▶ [Goal of the exercise] Write out all entries word for word.

(begin)

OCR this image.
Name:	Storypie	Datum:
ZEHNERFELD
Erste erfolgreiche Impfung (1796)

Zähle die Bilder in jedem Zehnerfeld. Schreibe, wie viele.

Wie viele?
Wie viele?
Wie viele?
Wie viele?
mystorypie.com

(end)

▶ [Solution to this problem]
OCR this image.
Name:	Storypie	Datum:
ZEHNERFELD
Erste erfolgreiche Impfung (1796)

Zähle die Bilder in jedem Zehnerfeld. Schreibe, wie viele.

Wie viele?
Wie viele?
Wie viele?
Wie viele?
mystorypie.com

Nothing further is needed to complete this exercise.